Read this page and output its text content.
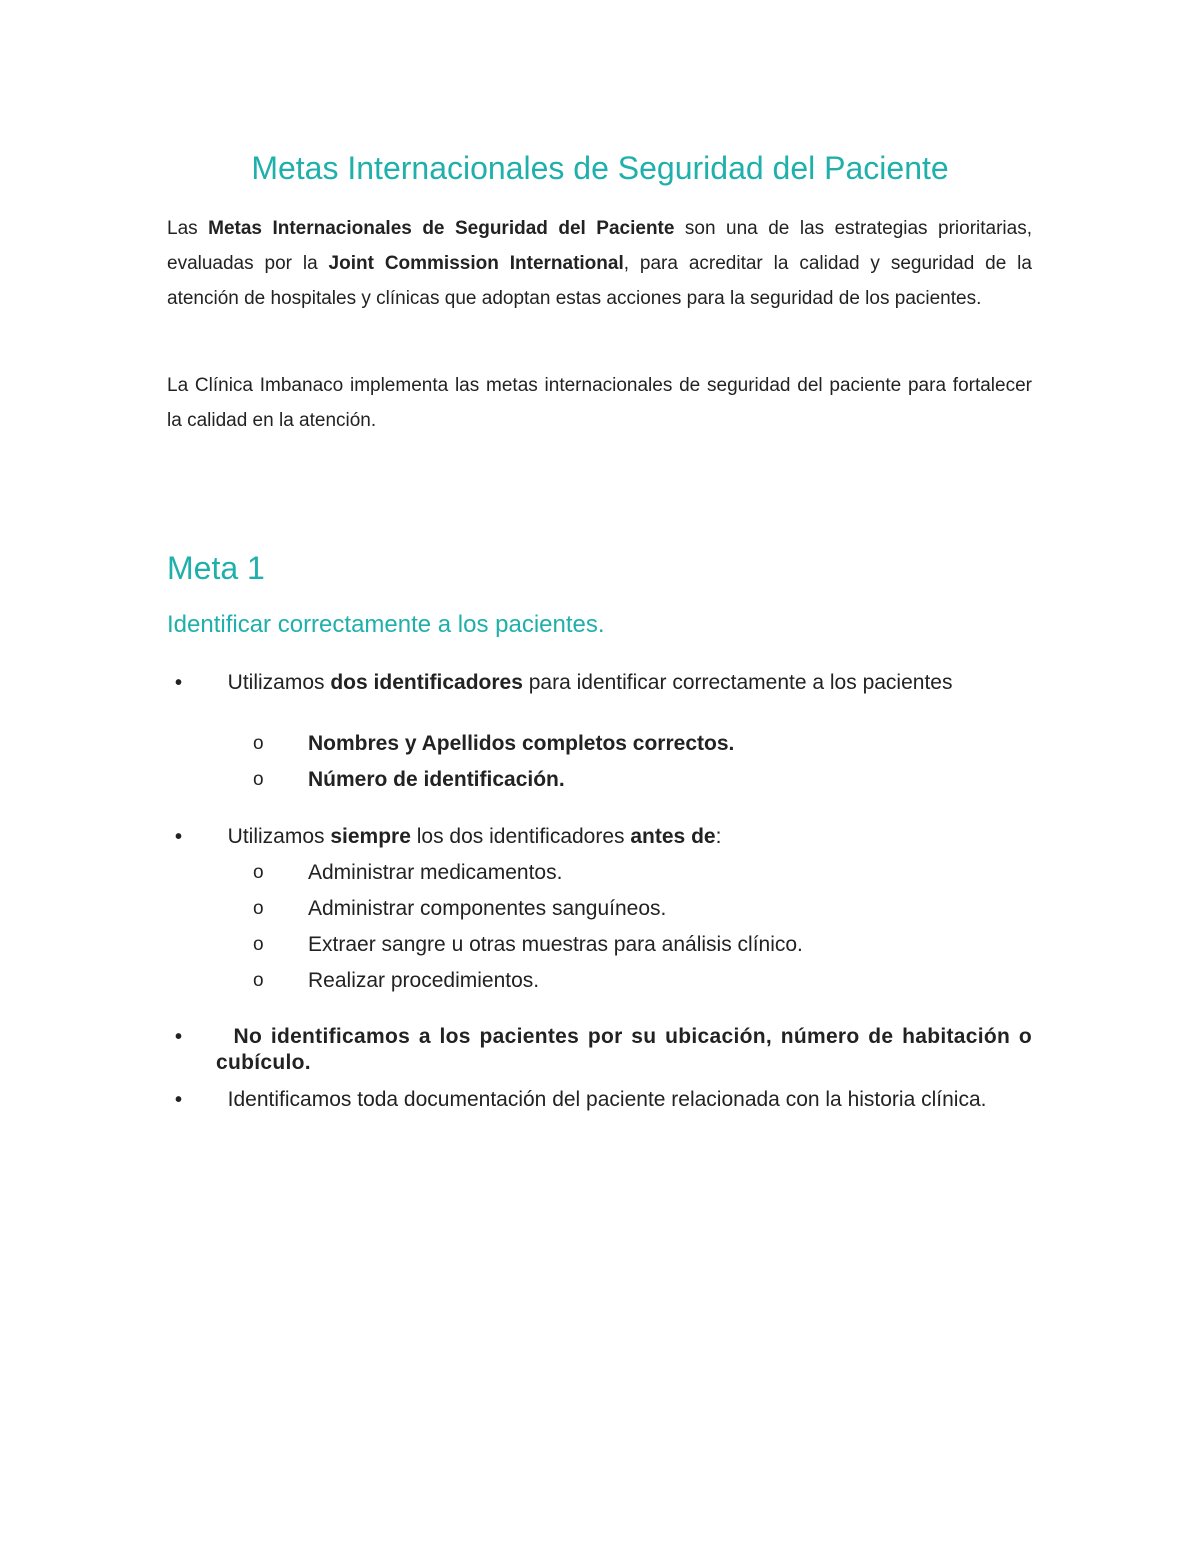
Metas Internacionales de Seguridad del Paciente

Las Metas Internacionales de Seguridad del Paciente son una de las estrategias prioritarias, evaluadas por la Joint Commission International, para acreditar la calidad y seguridad de la atención de hospitales y clínicas que adoptan estas acciones para la seguridad de los pacientes.

La Clínica Imbanaco implementa las metas internacionales de seguridad del paciente para fortalecer la calidad en la atención.

Meta 1
Identificar correctamente a los pacientes.
•	Utilizamos dos identificadores para identificar correctamente a los pacientes
o Nombres y Apellidos completos correctos.
o Número de identificación.
•	Utilizamos siempre los dos identificadores antes de:
o Administrar medicamentos.
o Administrar componentes sanguíneos.
o Extraer sangre u otras muestras para análisis clínico.
o Realizar procedimientos.
•	No identificamos a los pacientes por su ubicación, número de habitación o cubículo.
•	Identificamos toda documentación del paciente relacionada con la historia clínica.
◇ ◇ ◇ ◇
- [AIM OF THE EXERCISE] Look over the records above and copy each line that includes the string "atención".

- [CORRECT RESULT]
Las Metas Internacionales de Seguridad del Paciente son una de las estrategias prioritarias, evaluadas por la Joint Commission International, para acreditar la calidad y seguridad de la atención de hospitales y clínicas que adoptan estas acciones para la seguridad de los pacientes.
La Clínica Imbanaco implementa las metas internacionales de seguridad del paciente para fortalecer la calidad en la atención.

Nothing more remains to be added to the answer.